The main point here, however, is that in deciding what index to target, a choice has to be made weighing both conceptual appropriateness and community recognition.

Credibility of the Data

Credibility is likely to be maximized by having the statistics compiled by an independent statistical authority. Enhancing credibility is important, and is probably more important the more unhappy a country’s history of inflation has been. In Australia, it was helpful to be able to use a measure of underlying inflation that had been invented by the Treasury and was calculated and published by the Australian Bureau of Statistics, rather than by the RBA (though the Bank does compute and use a number of core measures; see below).3

Another question under this heading is the frequency of the statistics. Most industrialized countries have monthly CPI data, which is regarded as desirable under the IMF’s Special Data Dissemination Standard (SDDS). Australia and New Zealand are the two industrialized economies whose CPI is issued only quarterly. Both are successful inflation targeters. Hence, high-frequency price data are desirable, though apparently not essential for a country to have. In fact, if a choice has to be made, having better quality is probably preferable to data that are more frequent.

A related observation is that it is useful to have a strong professional relationship with the statistical authority. There is information beyond the purely statistical that a close relationship with the statisticians can provide. This sort of knowledge can help to ensure that the central bank’s evaluation of the data is well informed. In addition, the central bank’s data needs can be taken into account when the statistical bureau makes its own resource allocation decisions.

* [What you need to do]
[1] Copy everything in the entries from the very first line down to the line that contains "more-options-icon[interactable] <box>618 30", with both ends included, keeping each line unchanged.
[2] Pick up the passage on inflation statistics and central banks where it stops, and write the next part.

* [Rows]
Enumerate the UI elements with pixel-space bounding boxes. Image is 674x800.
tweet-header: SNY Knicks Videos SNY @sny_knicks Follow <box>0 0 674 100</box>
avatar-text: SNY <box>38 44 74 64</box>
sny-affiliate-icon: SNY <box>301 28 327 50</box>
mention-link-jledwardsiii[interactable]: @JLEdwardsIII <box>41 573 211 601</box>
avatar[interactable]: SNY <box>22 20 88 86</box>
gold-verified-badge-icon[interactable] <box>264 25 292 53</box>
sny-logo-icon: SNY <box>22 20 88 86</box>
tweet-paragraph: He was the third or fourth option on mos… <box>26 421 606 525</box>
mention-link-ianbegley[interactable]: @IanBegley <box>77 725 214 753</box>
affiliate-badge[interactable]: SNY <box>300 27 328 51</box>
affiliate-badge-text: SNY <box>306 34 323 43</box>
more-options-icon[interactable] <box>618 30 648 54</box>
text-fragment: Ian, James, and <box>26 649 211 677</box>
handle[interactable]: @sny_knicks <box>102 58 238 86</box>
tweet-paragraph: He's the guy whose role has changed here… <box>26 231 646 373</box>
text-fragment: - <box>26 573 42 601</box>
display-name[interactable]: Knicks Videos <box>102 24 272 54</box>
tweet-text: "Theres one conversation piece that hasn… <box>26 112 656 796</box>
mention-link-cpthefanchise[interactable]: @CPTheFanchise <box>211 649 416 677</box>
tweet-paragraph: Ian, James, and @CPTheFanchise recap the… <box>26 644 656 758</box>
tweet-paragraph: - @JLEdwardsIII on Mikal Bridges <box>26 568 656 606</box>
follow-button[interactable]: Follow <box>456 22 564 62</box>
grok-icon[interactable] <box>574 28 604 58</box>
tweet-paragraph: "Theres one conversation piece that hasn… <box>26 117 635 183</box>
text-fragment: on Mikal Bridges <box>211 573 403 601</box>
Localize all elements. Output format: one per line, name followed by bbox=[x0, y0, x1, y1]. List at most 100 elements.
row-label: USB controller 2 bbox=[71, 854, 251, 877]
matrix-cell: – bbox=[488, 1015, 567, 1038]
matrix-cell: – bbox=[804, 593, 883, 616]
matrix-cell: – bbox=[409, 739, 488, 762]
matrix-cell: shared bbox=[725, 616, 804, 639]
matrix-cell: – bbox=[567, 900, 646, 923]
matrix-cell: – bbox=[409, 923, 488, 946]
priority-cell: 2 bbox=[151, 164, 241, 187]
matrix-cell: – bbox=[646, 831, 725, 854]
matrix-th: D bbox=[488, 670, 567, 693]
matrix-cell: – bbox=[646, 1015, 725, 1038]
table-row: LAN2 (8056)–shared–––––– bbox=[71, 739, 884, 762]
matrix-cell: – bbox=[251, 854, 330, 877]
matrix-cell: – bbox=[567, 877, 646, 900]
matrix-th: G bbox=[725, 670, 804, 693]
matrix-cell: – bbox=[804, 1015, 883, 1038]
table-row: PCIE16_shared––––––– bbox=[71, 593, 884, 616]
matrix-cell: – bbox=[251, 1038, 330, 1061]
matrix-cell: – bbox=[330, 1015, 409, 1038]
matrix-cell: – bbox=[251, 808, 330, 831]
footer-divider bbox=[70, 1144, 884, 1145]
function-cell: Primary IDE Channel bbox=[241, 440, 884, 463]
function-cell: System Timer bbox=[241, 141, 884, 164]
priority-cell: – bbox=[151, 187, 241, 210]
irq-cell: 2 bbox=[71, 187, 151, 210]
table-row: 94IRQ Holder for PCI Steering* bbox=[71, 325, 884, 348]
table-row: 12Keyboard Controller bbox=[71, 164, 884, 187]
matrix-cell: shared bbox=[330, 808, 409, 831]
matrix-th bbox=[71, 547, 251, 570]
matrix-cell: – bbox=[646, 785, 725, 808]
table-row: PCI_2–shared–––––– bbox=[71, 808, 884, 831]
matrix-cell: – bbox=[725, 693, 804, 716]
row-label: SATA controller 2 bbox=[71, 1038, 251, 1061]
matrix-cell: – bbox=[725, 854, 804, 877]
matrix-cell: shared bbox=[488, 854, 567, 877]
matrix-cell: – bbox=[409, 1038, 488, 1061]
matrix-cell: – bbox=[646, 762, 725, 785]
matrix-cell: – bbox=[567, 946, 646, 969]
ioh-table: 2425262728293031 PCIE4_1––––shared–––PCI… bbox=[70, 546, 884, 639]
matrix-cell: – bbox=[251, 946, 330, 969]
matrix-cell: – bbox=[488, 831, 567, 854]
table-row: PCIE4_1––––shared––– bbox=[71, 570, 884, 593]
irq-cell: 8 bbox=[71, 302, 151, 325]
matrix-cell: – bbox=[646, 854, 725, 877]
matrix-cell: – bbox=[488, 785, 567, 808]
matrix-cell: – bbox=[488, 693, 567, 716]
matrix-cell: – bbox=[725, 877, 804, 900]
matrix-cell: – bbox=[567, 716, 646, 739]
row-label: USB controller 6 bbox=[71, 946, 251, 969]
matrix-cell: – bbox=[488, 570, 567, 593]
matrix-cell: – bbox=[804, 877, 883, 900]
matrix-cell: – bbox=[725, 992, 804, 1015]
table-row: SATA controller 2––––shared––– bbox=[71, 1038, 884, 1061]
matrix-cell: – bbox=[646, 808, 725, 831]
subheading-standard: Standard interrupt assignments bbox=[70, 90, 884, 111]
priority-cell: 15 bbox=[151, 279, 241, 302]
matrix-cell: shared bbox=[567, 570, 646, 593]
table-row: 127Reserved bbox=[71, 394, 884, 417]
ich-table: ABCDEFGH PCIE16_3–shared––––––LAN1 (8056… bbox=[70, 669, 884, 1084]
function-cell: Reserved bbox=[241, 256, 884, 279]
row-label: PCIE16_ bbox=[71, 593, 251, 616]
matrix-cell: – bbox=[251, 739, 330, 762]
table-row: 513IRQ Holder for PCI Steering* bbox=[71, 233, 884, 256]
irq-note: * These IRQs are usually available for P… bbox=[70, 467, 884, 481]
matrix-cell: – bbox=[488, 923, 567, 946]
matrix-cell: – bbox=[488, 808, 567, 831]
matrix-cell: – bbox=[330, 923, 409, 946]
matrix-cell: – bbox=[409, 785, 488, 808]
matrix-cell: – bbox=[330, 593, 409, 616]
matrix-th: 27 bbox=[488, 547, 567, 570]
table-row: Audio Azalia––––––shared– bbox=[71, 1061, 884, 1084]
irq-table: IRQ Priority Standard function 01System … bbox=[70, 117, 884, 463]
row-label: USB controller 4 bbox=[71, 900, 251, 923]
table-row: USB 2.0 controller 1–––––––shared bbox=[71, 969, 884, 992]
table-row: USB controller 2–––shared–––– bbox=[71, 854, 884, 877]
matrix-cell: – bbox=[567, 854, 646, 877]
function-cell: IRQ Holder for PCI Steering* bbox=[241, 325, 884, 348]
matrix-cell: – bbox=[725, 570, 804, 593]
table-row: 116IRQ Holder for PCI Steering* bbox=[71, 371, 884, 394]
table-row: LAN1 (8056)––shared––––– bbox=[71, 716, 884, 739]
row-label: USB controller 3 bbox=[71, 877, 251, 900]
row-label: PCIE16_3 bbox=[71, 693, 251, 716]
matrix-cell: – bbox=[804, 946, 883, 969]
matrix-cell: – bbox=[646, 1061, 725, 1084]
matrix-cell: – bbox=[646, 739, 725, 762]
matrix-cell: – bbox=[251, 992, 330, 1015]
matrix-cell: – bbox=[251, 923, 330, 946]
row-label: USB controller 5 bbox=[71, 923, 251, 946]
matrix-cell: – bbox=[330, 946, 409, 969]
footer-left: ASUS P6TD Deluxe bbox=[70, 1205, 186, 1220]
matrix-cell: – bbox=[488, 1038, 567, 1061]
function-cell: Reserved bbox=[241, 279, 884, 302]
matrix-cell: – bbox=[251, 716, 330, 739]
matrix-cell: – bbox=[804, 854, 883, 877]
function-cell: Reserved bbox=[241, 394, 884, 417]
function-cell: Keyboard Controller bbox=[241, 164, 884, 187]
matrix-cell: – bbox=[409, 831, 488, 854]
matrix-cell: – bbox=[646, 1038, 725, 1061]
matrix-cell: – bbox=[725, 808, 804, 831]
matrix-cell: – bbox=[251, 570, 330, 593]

* [Answers for the exercise]
[1]
Enumerate the UI elements with pixel-space bounding boxes. Image is 674x800.
tweet-header: SNY Knicks Videos SNY @sny_knicks Follow <box>0 0 674 100</box>
avatar-text: SNY <box>38 44 74 64</box>
sny-affiliate-icon: SNY <box>301 28 327 50</box>
mention-link-jledwardsiii[interactable]: @JLEdwardsIII <box>41 573 211 601</box>
avatar[interactable]: SNY <box>22 20 88 86</box>
gold-verified-badge-icon[interactable] <box>264 25 292 53</box>
sny-logo-icon: SNY <box>22 20 88 86</box>
tweet-paragraph: He was the third or fourth option on mos… <box>26 421 606 525</box>
mention-link-ianbegley[interactable]: @IanBegley <box>77 725 214 753</box>
affiliate-badge[interactable]: SNY <box>300 27 328 51</box>
affiliate-badge-text: SNY <box>306 34 323 43</box>
more-options-icon[interactable] <box>618 30 648 54</box>

[2]
Measuring Persistent Inflationary Pressures

It is highly desirable for the central bank to be able to abstract, as far as possible, from transitory factors, so as to gauge the pace of persistent price increases. Usually doing so involves decomposing the CPI in some way. In many countries, computation of a CPI excluding food and energy is a quick way of achieving this. The assumption is that food prices are subject to supply-side disturbances that are driven by the weather and so on, and are temporary. This assumption seems defensible, though the issue may be more difficult for developing countries, where food is a large share of the CPI basket. In those cases, care with target design—not pursuing too close a degree of short-run price control—will also be important. The assumption that energy prices are driven by supply shocks rather than demand shocks is probably rather less defensible in recent years: it is fairly clear that swings in global demand have driven the price of crude oil, with the Organization of Oil Exporting Countries’ (OPEC’s) supply changes accommodating the demand swings in an effort to stabilize the price. The other reason for abstracting from energy price changes has been that petroleum has been subject to rather substantial tax imposts in a number of countries, and tax increases do not, in themselves, necessarily signal excess demand pressures.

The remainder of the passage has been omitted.